■ **Exercise task**
Copy every line in which the string "bandenspanning" occurs.
Begin Material for the task
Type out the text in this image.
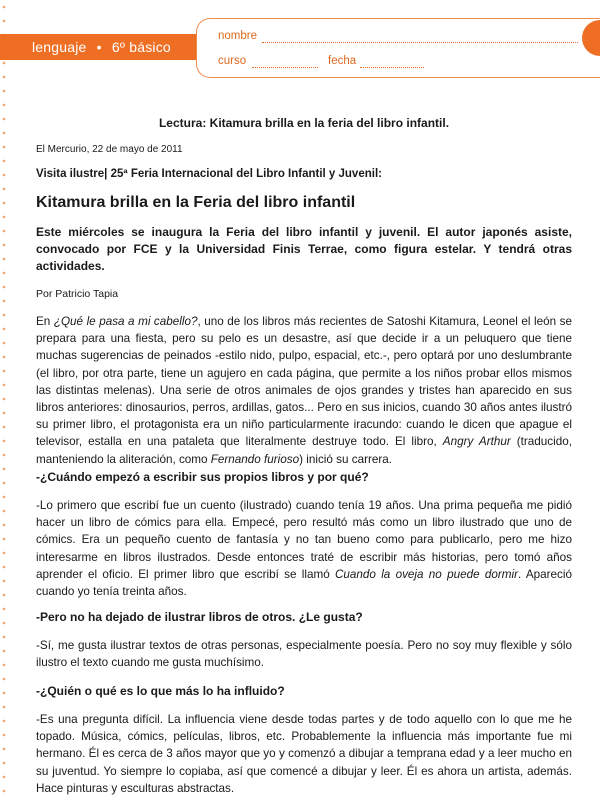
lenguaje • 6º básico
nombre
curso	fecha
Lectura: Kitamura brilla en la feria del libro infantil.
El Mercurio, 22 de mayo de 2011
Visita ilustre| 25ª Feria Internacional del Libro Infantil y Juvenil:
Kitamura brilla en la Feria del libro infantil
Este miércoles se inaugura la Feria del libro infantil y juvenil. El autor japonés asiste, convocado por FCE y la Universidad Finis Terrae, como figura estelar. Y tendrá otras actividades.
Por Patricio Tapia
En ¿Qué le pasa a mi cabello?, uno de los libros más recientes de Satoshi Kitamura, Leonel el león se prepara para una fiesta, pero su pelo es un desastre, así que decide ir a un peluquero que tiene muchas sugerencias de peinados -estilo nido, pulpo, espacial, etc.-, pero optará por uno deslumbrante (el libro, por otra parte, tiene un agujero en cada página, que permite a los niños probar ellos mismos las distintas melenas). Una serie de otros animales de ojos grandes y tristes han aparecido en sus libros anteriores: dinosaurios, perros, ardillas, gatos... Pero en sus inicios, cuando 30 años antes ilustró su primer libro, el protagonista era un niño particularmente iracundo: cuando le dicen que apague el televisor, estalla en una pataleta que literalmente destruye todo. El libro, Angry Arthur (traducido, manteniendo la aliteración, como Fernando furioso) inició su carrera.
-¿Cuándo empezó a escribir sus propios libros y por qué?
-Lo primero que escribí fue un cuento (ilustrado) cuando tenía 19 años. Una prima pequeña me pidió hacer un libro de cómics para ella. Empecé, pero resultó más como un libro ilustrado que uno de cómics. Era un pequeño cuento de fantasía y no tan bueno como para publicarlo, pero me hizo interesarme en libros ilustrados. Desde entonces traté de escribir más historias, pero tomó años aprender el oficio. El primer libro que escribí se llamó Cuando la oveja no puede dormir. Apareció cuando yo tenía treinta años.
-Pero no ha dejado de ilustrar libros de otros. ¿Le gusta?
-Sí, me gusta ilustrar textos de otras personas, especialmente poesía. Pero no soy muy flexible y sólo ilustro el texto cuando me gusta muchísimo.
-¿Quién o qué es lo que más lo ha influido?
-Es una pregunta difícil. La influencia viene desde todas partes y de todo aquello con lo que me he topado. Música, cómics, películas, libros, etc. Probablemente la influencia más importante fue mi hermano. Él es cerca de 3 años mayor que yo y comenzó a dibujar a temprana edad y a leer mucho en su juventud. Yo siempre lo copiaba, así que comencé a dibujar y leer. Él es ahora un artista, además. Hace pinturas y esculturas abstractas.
End Material for the task
Begin Material for the task
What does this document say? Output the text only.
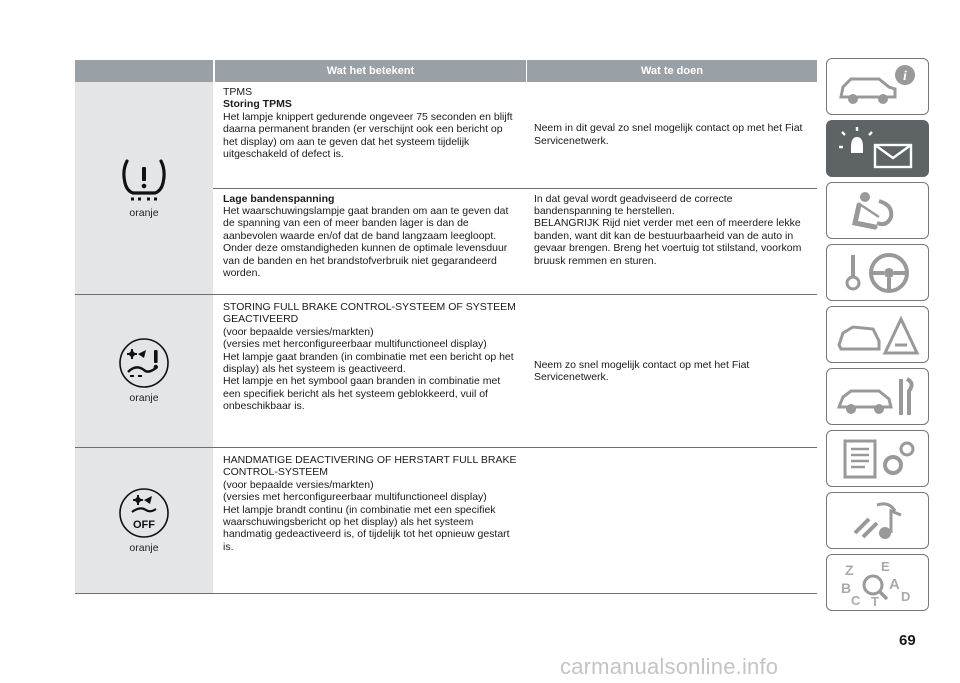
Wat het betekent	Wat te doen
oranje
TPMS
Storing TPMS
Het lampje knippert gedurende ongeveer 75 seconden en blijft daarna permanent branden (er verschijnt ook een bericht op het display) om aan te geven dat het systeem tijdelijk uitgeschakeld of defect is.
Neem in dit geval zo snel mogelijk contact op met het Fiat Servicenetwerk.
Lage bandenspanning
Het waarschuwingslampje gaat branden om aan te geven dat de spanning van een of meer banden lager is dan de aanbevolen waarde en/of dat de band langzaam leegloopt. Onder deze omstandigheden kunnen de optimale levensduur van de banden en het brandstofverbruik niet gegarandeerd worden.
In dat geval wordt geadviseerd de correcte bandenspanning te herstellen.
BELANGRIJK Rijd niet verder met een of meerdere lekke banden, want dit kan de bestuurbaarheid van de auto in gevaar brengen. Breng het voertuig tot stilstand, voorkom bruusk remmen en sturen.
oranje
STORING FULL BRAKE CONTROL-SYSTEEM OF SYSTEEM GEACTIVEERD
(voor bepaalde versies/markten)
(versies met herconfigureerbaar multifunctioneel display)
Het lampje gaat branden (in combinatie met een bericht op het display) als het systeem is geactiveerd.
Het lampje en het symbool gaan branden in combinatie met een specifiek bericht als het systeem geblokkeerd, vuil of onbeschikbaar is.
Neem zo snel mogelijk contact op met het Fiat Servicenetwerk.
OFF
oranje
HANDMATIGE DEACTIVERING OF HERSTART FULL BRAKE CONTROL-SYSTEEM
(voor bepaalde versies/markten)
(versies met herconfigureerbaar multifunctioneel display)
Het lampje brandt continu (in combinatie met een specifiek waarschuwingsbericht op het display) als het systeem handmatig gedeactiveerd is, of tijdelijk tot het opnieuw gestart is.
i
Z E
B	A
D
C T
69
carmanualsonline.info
End Material for the task
Begin Material for the task
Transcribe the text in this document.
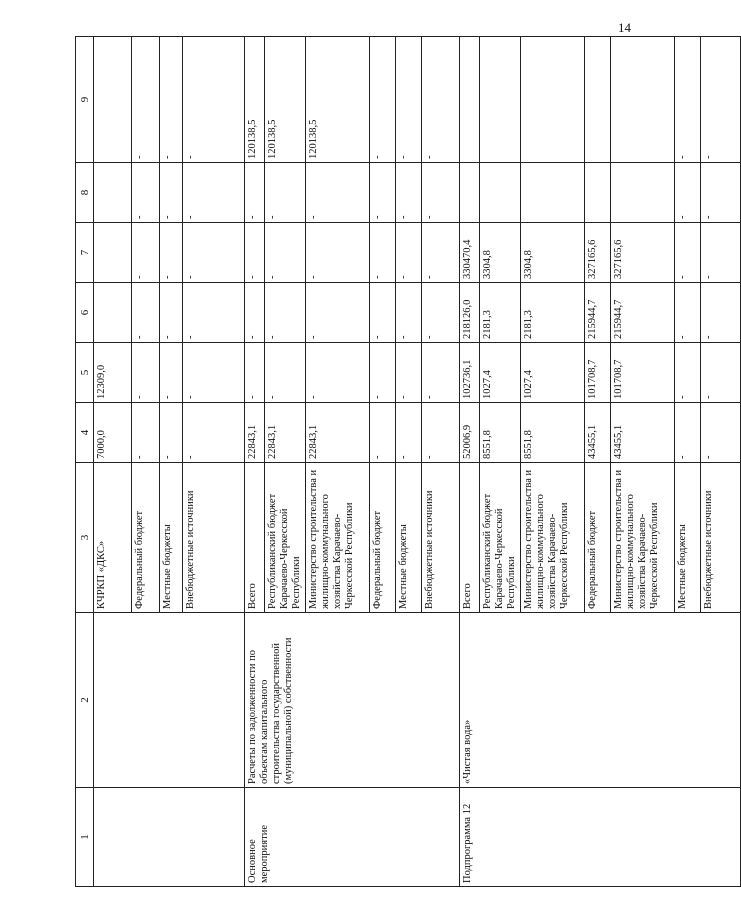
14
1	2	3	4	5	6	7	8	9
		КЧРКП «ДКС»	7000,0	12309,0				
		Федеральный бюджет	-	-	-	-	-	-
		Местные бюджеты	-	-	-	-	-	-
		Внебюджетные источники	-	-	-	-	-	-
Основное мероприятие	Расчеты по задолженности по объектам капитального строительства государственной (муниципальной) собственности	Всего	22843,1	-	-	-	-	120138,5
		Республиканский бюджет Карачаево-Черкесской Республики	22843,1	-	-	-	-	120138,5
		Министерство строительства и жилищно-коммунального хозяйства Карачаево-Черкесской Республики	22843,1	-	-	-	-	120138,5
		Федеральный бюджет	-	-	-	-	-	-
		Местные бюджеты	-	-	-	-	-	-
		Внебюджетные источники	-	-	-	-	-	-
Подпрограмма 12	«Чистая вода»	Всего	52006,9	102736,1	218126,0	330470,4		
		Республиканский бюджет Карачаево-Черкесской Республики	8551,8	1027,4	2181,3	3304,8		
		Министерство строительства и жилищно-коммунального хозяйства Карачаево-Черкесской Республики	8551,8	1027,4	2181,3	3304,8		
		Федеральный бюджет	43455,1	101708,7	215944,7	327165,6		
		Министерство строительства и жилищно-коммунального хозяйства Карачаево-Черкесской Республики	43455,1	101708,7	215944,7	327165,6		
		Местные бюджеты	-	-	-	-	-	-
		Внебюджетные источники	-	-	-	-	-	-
End Material for the task
■ **Task result**
Lage bandenspanning
In dat geval wordt geadviseerd de correcte bandenspanning te herstellen.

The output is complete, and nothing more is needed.